- 任務目標
請從下面這篇講解UCT算法代碼實現的節選的最後一句之後接著續寫下去。

- 節選原文
-*-

這張圖是最常見的情況。在主路徑中發現了非全擴展節點，就為從可行節點中新開辟一個0/0節點（你可以看到，虛線還連着一個節點，如果下一次有主路徑通往這里，就會開辟它）。

模擬的結果，假定是黑方勝利，那么沿着主路徑從這個0/0節點回溯，一直到當前棋盤的根節點，都進行勝率的更新。

由此，就解釋清楚了UCT算法的過程。那么，具體到代碼，應該怎么寫呢？

UCT算法在代碼上的具體實現

先是數據結構：

class Node {
public:
    chesspos pos; //此狀態的落子位置，如果上一回合沒有落子，就是（-1，-1）
    int total, score; //節點的勝率信息
    int color; //落子的顏色
    Node* parent; 
    vector<Node*> child; 
    vector<chesspos> validPos; //生成每個節點的時，都保存了可下位置，這樣方便判斷是否完全擴展，也可以快速找到可擴展節點
    Node(chesspos p, int c, Node* par, vector<chesspos> v);
};

class Tree {
    Node *subroot, *tail; //一開始的時候想復用搜索樹，所以還寫了個root保存開局節點，但這實際上是不需要的，因為這個算法不復用搜索結果
    int ownColor; //本方的顏色，用於記錄勝率
public:
    //下面這些在后面細講
    Tree(int ownc); 
    Node* expend(Board board);//expend tail
    void nextnode(chesspos nextp, Board board); //includes nonexist node constuction
    Node* bestChild(Node * tarRoot, double cof);
    Board getTail(Board board);//tree policy
    void backup(int result);

    //下面的這兩個都不用管，是作業特殊要求的函數。
    void printInfo(); 
    void newTurn();
};

除了這些UCT樹用到的算法，還會用到Board類的simulate()。

關於初始化這樣的基本操作我們就跳過不提了，先來看看UCT算法的主要部分是怎么工作的：

//到自己的回合了...
//樹是Tree UCTtree
//當前棋盤是Board b
s = clock();
n = clock();
while ((int)(n - s)<4750) {
    UCTtree.backup(UCTtree.getTail(b).simulate());
    n = clock();
}
//根據搜索結果落子...

看起來有些簡單，因為最重要的過程被抽象到了一條語句里。我們一步步地來看。

首先是getTail，由於我們不在節點中保存棋盤，所以這個函數接收一個棋盤，這個棋盤的狀態等同於當前根節點代表的狀態。

-*-

- 提取數據
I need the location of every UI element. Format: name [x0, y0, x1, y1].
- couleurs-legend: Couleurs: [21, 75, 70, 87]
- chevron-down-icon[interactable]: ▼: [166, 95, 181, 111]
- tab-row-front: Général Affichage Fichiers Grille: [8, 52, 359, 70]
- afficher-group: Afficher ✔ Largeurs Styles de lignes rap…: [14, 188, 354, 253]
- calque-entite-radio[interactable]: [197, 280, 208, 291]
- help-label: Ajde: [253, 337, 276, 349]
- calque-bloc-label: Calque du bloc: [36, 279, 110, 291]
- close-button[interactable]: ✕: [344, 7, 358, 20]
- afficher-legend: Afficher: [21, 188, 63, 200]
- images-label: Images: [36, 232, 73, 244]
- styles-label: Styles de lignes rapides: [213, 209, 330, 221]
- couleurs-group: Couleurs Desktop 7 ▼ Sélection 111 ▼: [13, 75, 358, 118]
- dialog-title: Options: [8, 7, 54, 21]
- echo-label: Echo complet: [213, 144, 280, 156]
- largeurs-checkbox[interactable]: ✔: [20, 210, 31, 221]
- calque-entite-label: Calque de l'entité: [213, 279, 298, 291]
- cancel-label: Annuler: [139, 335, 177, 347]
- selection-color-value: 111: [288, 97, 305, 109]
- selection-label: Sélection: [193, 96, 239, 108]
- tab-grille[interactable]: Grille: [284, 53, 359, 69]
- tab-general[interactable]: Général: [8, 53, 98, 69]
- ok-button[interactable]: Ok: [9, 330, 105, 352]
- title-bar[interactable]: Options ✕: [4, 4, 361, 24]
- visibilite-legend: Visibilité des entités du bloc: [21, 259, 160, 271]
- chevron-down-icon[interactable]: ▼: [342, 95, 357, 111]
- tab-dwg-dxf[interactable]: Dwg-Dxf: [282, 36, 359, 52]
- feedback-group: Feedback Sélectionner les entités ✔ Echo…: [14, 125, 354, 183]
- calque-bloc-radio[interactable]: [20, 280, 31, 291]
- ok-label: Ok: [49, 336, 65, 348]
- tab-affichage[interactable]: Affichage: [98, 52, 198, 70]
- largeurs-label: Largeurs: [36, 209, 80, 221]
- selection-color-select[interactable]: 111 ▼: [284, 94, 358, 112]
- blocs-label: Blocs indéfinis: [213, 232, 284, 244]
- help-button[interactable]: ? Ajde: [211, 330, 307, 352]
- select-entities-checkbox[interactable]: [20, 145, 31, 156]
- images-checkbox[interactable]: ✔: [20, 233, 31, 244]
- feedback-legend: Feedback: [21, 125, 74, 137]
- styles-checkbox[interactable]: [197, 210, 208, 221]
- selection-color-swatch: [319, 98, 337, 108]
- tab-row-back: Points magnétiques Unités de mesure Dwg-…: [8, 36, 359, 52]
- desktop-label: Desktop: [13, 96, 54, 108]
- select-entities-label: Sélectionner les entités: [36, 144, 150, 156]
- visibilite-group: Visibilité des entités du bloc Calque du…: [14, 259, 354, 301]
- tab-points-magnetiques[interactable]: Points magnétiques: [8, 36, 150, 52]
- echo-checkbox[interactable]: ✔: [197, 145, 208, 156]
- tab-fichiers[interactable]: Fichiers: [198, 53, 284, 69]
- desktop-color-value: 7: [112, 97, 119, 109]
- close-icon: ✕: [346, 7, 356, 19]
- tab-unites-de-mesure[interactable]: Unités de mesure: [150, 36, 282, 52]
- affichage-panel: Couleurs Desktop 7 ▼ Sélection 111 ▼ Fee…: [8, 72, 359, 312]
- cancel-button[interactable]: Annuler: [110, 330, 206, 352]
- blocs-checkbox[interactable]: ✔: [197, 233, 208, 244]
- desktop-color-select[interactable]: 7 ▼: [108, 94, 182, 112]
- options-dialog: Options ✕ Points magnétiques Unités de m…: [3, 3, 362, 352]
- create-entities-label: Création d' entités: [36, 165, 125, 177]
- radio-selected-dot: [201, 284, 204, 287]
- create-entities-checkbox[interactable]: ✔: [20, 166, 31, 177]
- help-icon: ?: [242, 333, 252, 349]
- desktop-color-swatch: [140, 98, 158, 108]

-*-

- 任務回應
Board Tree::getTail(Board board) {
    tail = subroot;
    while (!board.isEnd()) {
        int vs = tail->validPos.size(), cs = tail->child.size();
        if (vs != cs) {
            tail = expend(board);
            board.oneMove(tail->pos);
            break;
        }
        else {
            tail = bestChild(tail);
            board.oneMove(tail->pos);
        }
    }
    return board;
}

你可以看到，如果主路徑直達終局，那么就退出while，返回一個終局的棋盤。如果不是，也就是vs > cs的時候，就基於當前棋盤，擴展一個節點，然后根據這節點落子，最后返回棋盤。

getTail里有兩個函數沒有說，一個是expend，一個是bestChild。

Node* Tree::expend(Board board) {
    Node* newNode;
    vector<chesspos> possiblePos;
    bool matched;
    //以下的循環就是找出validPos中不在child的那些位置
    for (auto v : tail->validPos) {
        matched = false;
        for (auto c : tail->child) {
            if (v == c->pos) {
                matched = true;
                break;
            }
        }
        if (!matched) possiblePos.push_back(v);
    }
    int index = rand() % possiblePos.size();
    board.oneMove(possiblePos[index]);
    newNode = new Node(possiblePos[index], !(bool)tail->color, tail, board.getValidPos()); //你可以看到，節點在生成的時候就保留了可下位置。
    tail->child.push_back(newNode); //把新節點放入tail的子節點行列中。事實上，getTail里的tail = expend(board)是可以合並在expend里的，這就是具體實現細節的問題了。
    return newNode;
}

這個代碼應該很直觀了，就是為搜索樹擴展一個新的節點，然后棋盤相應地更新一下。

然后是bestChild。你可以看到比例系數cof是150，這個稍后會解釋。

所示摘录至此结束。